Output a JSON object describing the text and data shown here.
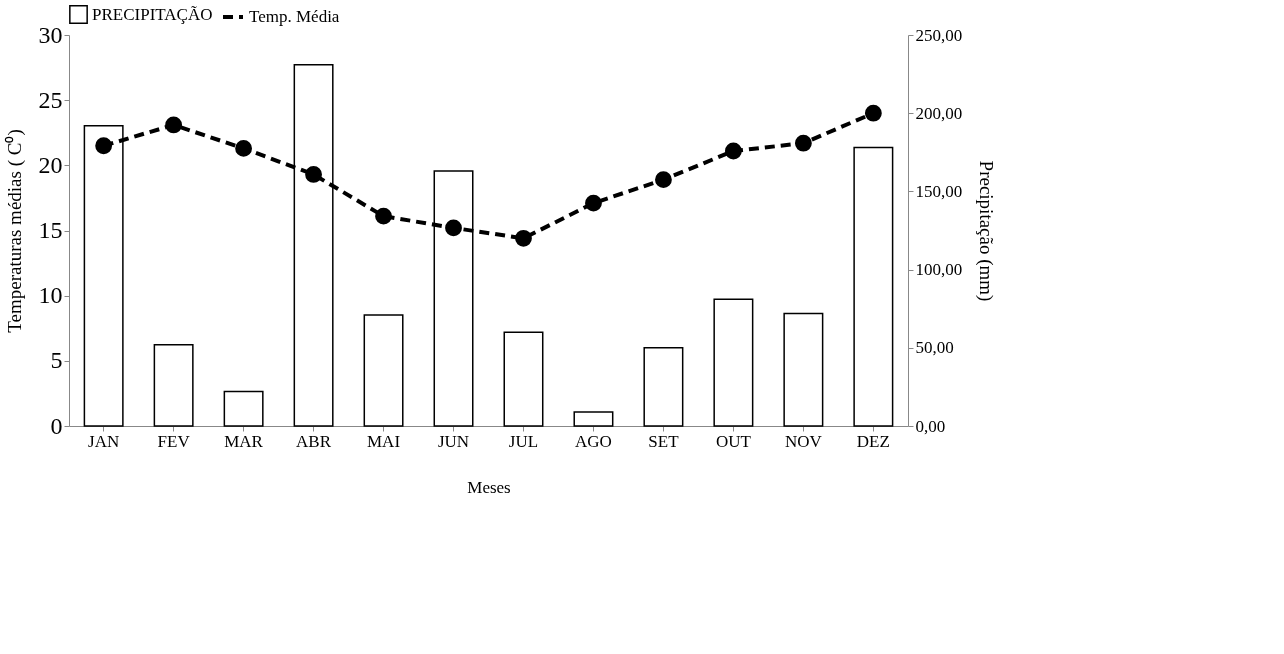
{
  "chart_data": {
    "type": "bar",
    "categories": [
      "JAN",
      "FEV",
      "MAR",
      "ABR",
      "MAI",
      "JUN",
      "JUL",
      "AGO",
      "SET",
      "OUT",
      "NOV",
      "DEZ"
    ],
    "xlabel": "Meses",
    "ylabel": "Temperaturas  médias  ( C⁰)",
    "y2label": "Precipitação (mm)",
    "series": [
      {
        "name": "PRECIPITAÇÃO",
        "axis": "y2",
        "color": "#ffffff",
        "values": [
          192,
          52,
          22,
          231,
          71,
          163,
          60,
          9,
          50,
          81,
          72,
          178
        ]
      },
      {
        "name": "Temp. Média",
        "type": "line",
        "color": "#000000",
        "marker": "circle",
        "line_style": "dashed",
        "values": [
          21.5,
          23.1,
          21.3,
          19.3,
          16.1,
          15.2,
          14.4,
          17.1,
          18.9,
          21.1,
          21.7,
          24.0
        ]
      }
    ],
    "ylim": [
      0,
      30
    ],
    "yticks": [
      0,
      5,
      10,
      15,
      20,
      25,
      30
    ],
    "y2lim": [
      0,
      250
    ],
    "y2ticks": [
      {
        "value": 0,
        "label": "0,00"
      },
      {
        "value": 50,
        "label": "50,00"
      },
      {
        "value": 100,
        "label": "100,00"
      },
      {
        "value": 150,
        "label": "150,00"
      },
      {
        "value": 200,
        "label": "200,00"
      },
      {
        "value": 250,
        "label": "250,00"
      }
    ],
    "legend": "top",
    "grid": false
  }
}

Required work:
Will you set down the records word for word while leaving out every picture?

Correct response:
Output a JSON object describing the text and data shown here.
{
  "chart_data": {
    "type": "bar",
    "categories": [
      "JAN",
      "FEV",
      "MAR",
      "ABR",
      "MAI",
      "JUN",
      "JUL",
      "AGO",
      "SET",
      "OUT",
      "NOV",
      "DEZ"
    ],
    "xlabel": "Meses",
    "ylabel": "Temperaturas  médias  ( C⁰)",
    "y2label": "Precipitação (mm)",
    "series": [
      {
        "name": "PRECIPITAÇÃO",
        "axis": "y2",
        "color": "#ffffff",
        "values": [
          192,
          52,
          22,
          231,
          71,
          163,
          60,
          9,
          50,
          81,
          72,
          178
        ]
      },
      {
        "name": "Temp. Média",
        "type": "line",
        "color": "#000000",
        "marker": "circle",
        "line_style": "dashed",
        "values": [
          21.5,
          23.1,
          21.3,
          19.3,
          16.1,
          15.2,
          14.4,
          17.1,
          18.9,
          21.1,
          21.7,
          24.0
        ]
      }
    ],
    "ylim": [
      0,
      30
    ],
    "yticks": [
      0,
      5,
      10,
      15,
      20,
      25,
      30
    ],
    "y2lim": [
      0,
      250
    ],
    "y2ticks": [
      {
        "value": 0,
        "label": "0,00"
      },
      {
        "value": 50,
        "label": "50,00"
      },
      {
        "value": 100,
        "label": "100,00"
      },
      {
        "value": 150,
        "label": "150,00"
      },
      {
        "value": 200,
        "label": "200,00"
      },
      {
        "value": 250,
        "label": "250,00"
      }
    ],
    "legend": "top",
    "grid": false
  }
}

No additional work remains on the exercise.